● **Given exercise**
Could you print every record below exactly as it appears?

● **Information supplied**
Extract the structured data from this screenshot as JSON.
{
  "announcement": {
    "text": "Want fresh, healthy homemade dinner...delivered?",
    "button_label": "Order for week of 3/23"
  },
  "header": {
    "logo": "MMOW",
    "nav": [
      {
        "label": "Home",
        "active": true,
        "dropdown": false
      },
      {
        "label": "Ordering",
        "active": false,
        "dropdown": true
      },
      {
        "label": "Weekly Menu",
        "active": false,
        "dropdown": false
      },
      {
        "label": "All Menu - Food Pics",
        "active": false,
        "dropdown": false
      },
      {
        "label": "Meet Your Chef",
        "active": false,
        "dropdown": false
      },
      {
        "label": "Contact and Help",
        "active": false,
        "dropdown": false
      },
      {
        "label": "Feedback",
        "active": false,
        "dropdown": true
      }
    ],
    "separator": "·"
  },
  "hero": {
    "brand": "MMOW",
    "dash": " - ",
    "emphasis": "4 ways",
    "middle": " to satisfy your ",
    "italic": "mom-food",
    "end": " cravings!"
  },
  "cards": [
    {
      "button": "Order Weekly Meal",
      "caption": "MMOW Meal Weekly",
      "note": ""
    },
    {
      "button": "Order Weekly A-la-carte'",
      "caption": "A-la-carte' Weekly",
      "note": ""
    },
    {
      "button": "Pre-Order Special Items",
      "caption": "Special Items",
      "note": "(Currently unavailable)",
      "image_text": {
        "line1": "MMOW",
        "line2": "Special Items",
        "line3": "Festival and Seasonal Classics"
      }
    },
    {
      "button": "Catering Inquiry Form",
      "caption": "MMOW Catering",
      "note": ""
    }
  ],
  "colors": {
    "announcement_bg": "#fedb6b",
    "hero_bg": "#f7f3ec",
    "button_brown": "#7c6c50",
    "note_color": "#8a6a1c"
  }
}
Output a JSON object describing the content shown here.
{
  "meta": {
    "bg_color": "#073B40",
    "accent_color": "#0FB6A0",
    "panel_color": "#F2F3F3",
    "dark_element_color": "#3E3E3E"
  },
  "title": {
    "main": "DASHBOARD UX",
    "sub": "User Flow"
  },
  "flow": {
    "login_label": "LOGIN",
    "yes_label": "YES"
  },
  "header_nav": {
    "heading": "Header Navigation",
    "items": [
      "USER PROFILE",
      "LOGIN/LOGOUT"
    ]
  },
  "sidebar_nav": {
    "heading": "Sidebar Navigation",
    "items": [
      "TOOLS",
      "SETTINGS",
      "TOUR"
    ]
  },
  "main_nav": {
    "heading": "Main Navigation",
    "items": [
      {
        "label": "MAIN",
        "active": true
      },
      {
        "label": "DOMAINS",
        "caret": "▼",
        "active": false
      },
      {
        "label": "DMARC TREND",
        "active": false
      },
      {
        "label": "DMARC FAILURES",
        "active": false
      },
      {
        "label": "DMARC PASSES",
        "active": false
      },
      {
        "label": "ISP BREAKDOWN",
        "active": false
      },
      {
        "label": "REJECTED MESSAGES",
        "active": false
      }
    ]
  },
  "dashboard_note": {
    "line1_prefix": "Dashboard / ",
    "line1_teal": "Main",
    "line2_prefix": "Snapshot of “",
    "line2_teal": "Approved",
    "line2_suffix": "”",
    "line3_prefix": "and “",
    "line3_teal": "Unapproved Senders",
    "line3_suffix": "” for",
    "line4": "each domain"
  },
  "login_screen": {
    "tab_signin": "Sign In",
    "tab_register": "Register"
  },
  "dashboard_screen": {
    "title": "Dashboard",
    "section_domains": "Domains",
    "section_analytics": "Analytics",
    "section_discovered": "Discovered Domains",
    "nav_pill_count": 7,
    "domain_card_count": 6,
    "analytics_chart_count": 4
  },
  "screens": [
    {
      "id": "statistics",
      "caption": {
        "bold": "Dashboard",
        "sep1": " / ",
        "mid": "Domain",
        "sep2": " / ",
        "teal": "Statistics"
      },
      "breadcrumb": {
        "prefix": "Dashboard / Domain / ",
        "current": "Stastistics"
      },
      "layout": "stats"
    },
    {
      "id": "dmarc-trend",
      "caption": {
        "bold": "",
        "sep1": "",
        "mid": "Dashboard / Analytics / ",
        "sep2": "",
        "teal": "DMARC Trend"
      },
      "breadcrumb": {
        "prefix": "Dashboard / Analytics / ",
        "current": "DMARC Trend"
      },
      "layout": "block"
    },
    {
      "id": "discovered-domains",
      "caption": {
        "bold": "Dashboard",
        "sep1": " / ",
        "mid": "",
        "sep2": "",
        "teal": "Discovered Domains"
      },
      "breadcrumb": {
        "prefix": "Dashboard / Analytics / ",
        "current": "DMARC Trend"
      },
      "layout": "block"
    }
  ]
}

● **Answer to this problem**
Extract the structured data from this screenshot as JSON.
{
  "announcement": {
    "text": "Want fresh, healthy homemade dinner...delivered?",
    "button_label": "Order for week of 3/23"
  },
  "header": {
    "logo": "MMOW",
    "nav": [
      {
        "label": "Home",
        "active": true,
        "dropdown": false
      },
      {
        "label": "Ordering",
        "active": false,
        "dropdown": true
      },
      {
        "label": "Weekly Menu",
        "active": false,
        "dropdown": false
      },
      {
        "label": "All Menu - Food Pics",
        "active": false,
        "dropdown": false
      },
      {
        "label": "Meet Your Chef",
        "active": false,
        "dropdown": false
      },
      {
        "label": "Contact and Help",
        "active": false,
        "dropdown": false
      },
      {
        "label": "Feedback",
        "active": false,
        "dropdown": true
      }
    ],
    "separator": "·"
  },
  "hero": {
    "brand": "MMOW",
    "dash": " - ",
    "emphasis": "4 ways",
    "middle": " to satisfy your ",
    "italic": "mom-food",
    "end": " cravings!"
  },
  "cards": [
    {
      "button": "Order Weekly Meal",
      "caption": "MMOW Meal Weekly",
      "note": ""
    },
    {
      "button": "Order Weekly A-la-carte'",
      "caption": "A-la-carte' Weekly",
      "note": ""
    },
    {
      "button": "Pre-Order Special Items",
      "caption": "Special Items",
      "note": "(Currently unavailable)",
      "image_text": {
        "line1": "MMOW",
        "line2": "Special Items",
        "line3": "Festival and Seasonal Classics"
      }
    },
    {
      "button": "Catering Inquiry Form",
      "caption": "MMOW Catering",
      "note": ""
    }
  ],
  "colors": {
    "announcement_bg": "#fedb6b",
    "hero_bg": "#f7f3ec",
    "button_brown": "#7c6c50",
    "note_color": "#8a6a1c"
  }
}
Output a JSON object describing the content shown here.
{
  "meta": {
    "bg_color": "#073B40",
    "accent_color": "#0FB6A0",
    "panel_color": "#F2F3F3",
    "dark_element_color": "#3E3E3E"
  },
  "title": {
    "main": "DASHBOARD UX",
    "sub": "User Flow"
  },
  "flow": {
    "login_label": "LOGIN",
    "yes_label": "YES"
  },
  "header_nav": {
    "heading": "Header Navigation",
    "items": [
      "USER PROFILE",
      "LOGIN/LOGOUT"
    ]
  },
  "sidebar_nav": {
    "heading": "Sidebar Navigation",
    "items": [
      "TOOLS",
      "SETTINGS",
      "TOUR"
    ]
  },
  "main_nav": {
    "heading": "Main Navigation",
    "items": [
      {
        "label": "MAIN",
        "active": true
      },
      {
        "label": "DOMAINS",
        "caret": "▼",
        "active": false
      },
      {
        "label": "DMARC TREND",
        "active": false
      },
      {
        "label": "DMARC FAILURES",
        "active": false
      },
      {
        "label": "DMARC PASSES",
        "active": false
      },
      {
        "label": "ISP BREAKDOWN",
        "active": false
      },
      {
        "label": "REJECTED MESSAGES",
        "active": false
      }
    ]
  },
  "dashboard_note": {
    "line1_prefix": "Dashboard / ",
    "line1_teal": "Main",
    "line2_prefix": "Snapshot of “",
    "line2_teal": "Approved",
    "line2_suffix": "”",
    "line3_prefix": "and “",
    "line3_teal": "Unapproved Senders",
    "line3_suffix": "” for",
    "line4": "each domain"
  },
  "login_screen": {
    "tab_signin": "Sign In",
    "tab_register": "Register"
  },
  "dashboard_screen": {
    "title": "Dashboard",
    "section_domains": "Domains",
    "section_analytics": "Analytics",
    "section_discovered": "Discovered Domains",
    "nav_pill_count": 7,
    "domain_card_count": 6,
    "analytics_chart_count": 4
  },
  "screens": [
    {
      "id": "statistics",
      "caption": {
        "bold": "Dashboard",
        "sep1": " / ",
        "mid": "Domain",
        "sep2": " / ",
        "teal": "Statistics"
      },
      "breadcrumb": {
        "prefix": "Dashboard / Domain / ",
        "current": "Stastistics"
      },
      "layout": "stats"
    },
    {
      "id": "dmarc-trend",
      "caption": {
        "bold": "",
        "sep1": "",
        "mid": "Dashboard / Analytics / ",
        "sep2": "",
        "teal": "DMARC Trend"
      },
      "breadcrumb": {
        "prefix": "Dashboard / Analytics / ",
        "current": "DMARC Trend"
      },
      "layout": "block"
    },
    {
      "id": "discovered-domains",
      "caption": {
        "bold": "Dashboard",
        "sep1": " / ",
        "mid": "",
        "sep2": "",
        "teal": "Discovered Domains"
      },
      "breadcrumb": {
        "prefix": "Dashboard / Analytics / ",
        "current": "DMARC Trend"
      },
      "layout": "block"
    }
  ]
}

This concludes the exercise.